[Stored items]
##############################
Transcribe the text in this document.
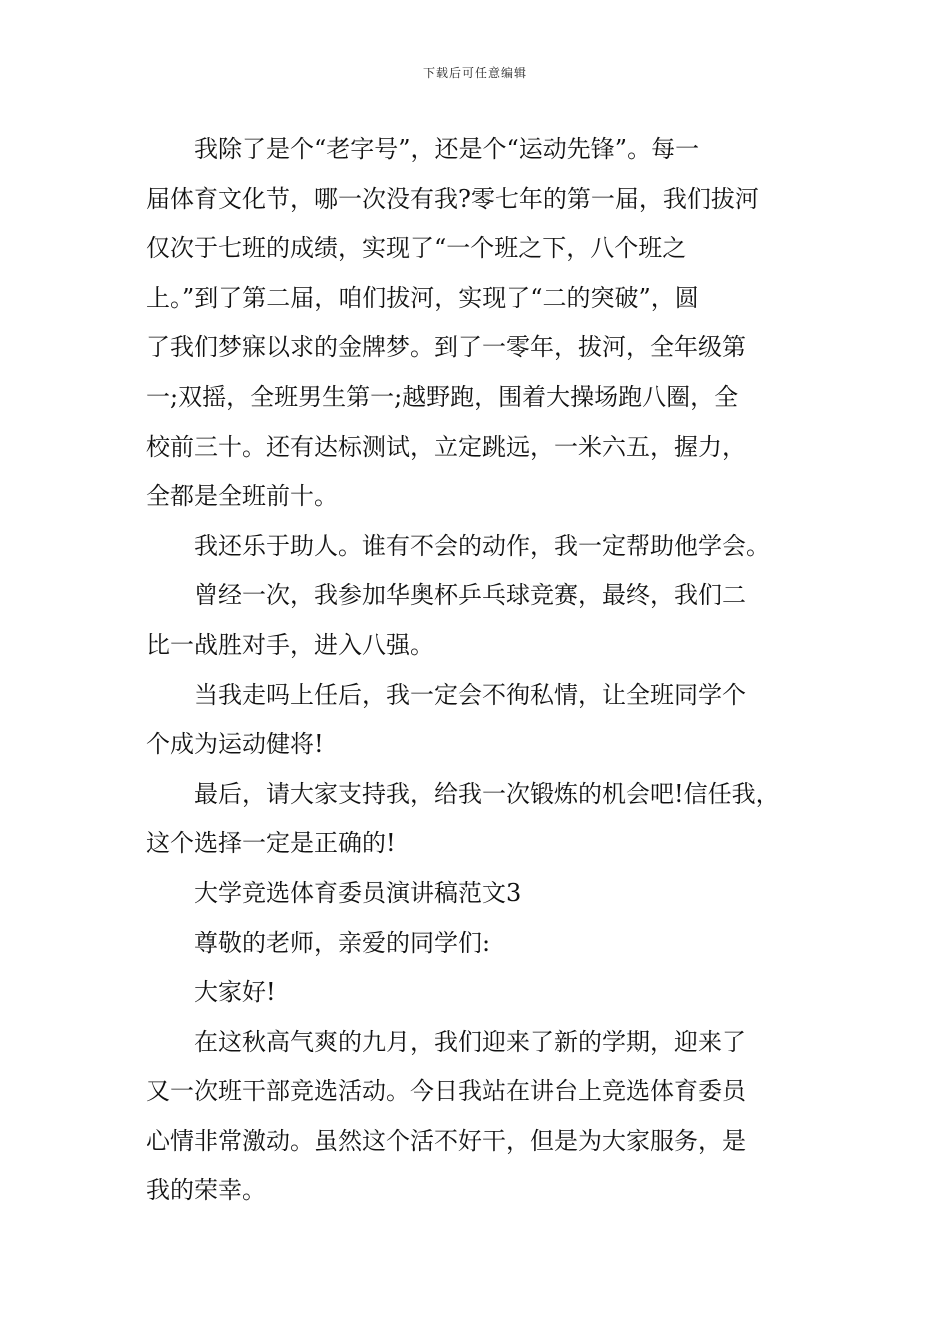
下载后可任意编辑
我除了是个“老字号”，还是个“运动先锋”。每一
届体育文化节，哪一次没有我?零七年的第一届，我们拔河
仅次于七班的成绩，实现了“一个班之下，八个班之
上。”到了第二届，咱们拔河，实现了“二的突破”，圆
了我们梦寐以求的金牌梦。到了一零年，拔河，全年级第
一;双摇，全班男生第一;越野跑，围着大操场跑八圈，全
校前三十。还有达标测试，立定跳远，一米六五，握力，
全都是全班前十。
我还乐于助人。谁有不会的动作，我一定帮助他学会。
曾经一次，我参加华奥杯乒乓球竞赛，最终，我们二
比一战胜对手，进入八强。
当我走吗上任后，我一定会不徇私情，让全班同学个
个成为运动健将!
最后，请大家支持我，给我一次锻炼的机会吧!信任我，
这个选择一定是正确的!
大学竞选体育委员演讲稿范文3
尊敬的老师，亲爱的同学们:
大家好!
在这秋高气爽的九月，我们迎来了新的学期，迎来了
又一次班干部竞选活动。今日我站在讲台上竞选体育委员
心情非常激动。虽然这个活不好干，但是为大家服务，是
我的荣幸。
##############################
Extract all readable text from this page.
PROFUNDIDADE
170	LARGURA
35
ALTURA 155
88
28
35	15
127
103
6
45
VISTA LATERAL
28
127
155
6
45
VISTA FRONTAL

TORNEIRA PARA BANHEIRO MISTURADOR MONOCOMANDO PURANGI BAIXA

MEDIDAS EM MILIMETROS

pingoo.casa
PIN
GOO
##############################
Exercise objective: Find the string "this" in the entries above and return each line that holds it.

Finished exercise:
Transcribe the text in this document.
Extract all readable text from this page.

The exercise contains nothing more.